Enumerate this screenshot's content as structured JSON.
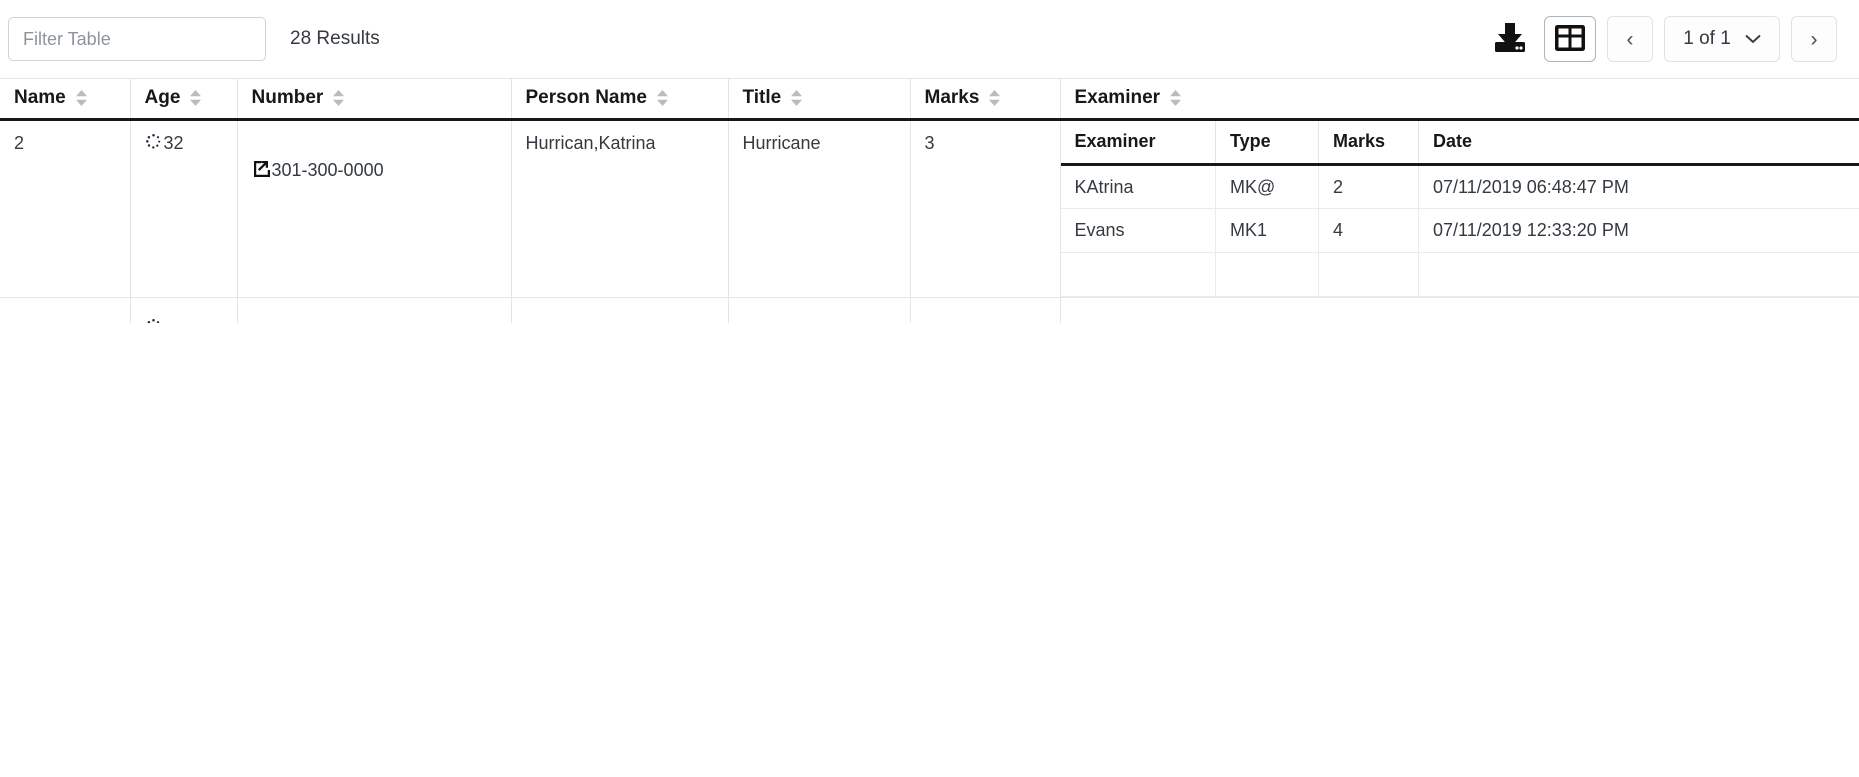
{
  "toolbar": {
    "filter_placeholder": "Filter Table",
    "filter_value": "",
    "results_label": "28 Results",
    "download_icon": "download-icon",
    "grid_view_icon": "table-grid-icon",
    "prev_label": "‹",
    "next_label": "›",
    "page_label": "1 of 1",
    "page_chevron_icon": "chevron-down-icon"
  },
  "table": {
    "columns": [
      {
        "label": "Name",
        "sortable": true
      },
      {
        "label": "Age",
        "sortable": true
      },
      {
        "label": "Number",
        "sortable": true
      },
      {
        "label": "Person Name",
        "sortable": true
      },
      {
        "label": "Title",
        "sortable": true
      },
      {
        "label": "Marks",
        "sortable": true
      },
      {
        "label": "Examiner",
        "sortable": true
      }
    ],
    "rows": [
      {
        "name": "2",
        "age": "32",
        "age_icon": "loading-spinner-icon",
        "number": "301-300-0000",
        "number_icon": "external-link-icon",
        "person_name": "Hurrican,Katrina",
        "title": "Hurricane",
        "marks": "3",
        "examiner_table": {
          "columns": [
            "Examiner",
            "Type",
            "Marks",
            "Date"
          ],
          "rows": [
            {
              "examiner": "KAtrina",
              "type": "MK@",
              "marks": "2",
              "date": "07/11/2019 06:48:47 PM"
            },
            {
              "examiner": "Evans",
              "type": "MK1",
              "marks": "4",
              "date": "07/11/2019 12:33:20 PM"
            }
          ]
        }
      },
      {
        "name": "",
        "age": "",
        "number": "",
        "person_name": "",
        "title": "",
        "marks": "",
        "examiner_table": {
          "columns": [],
          "rows": []
        }
      }
    ]
  },
  "scroll_top": {
    "icon": "arrow-up-icon",
    "color": "#fbce3b"
  },
  "colors": {
    "accent_yellow": "#fbce3b",
    "border": "#e3e6e8",
    "header_rule": "#16191c",
    "text": "#343a40"
  }
}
#####
Take each line of the material that contains the word "icon" and list it.

SOLUTION TO THIS PROBLEM:
    "download_icon": "download-icon",
    "grid_view_icon": "table-grid-icon",
    "page_chevron_icon": "chevron-down-icon"
        "age_icon": "loading-spinner-icon",
        "number_icon": "external-link-icon",
    "icon": "arrow-up-icon",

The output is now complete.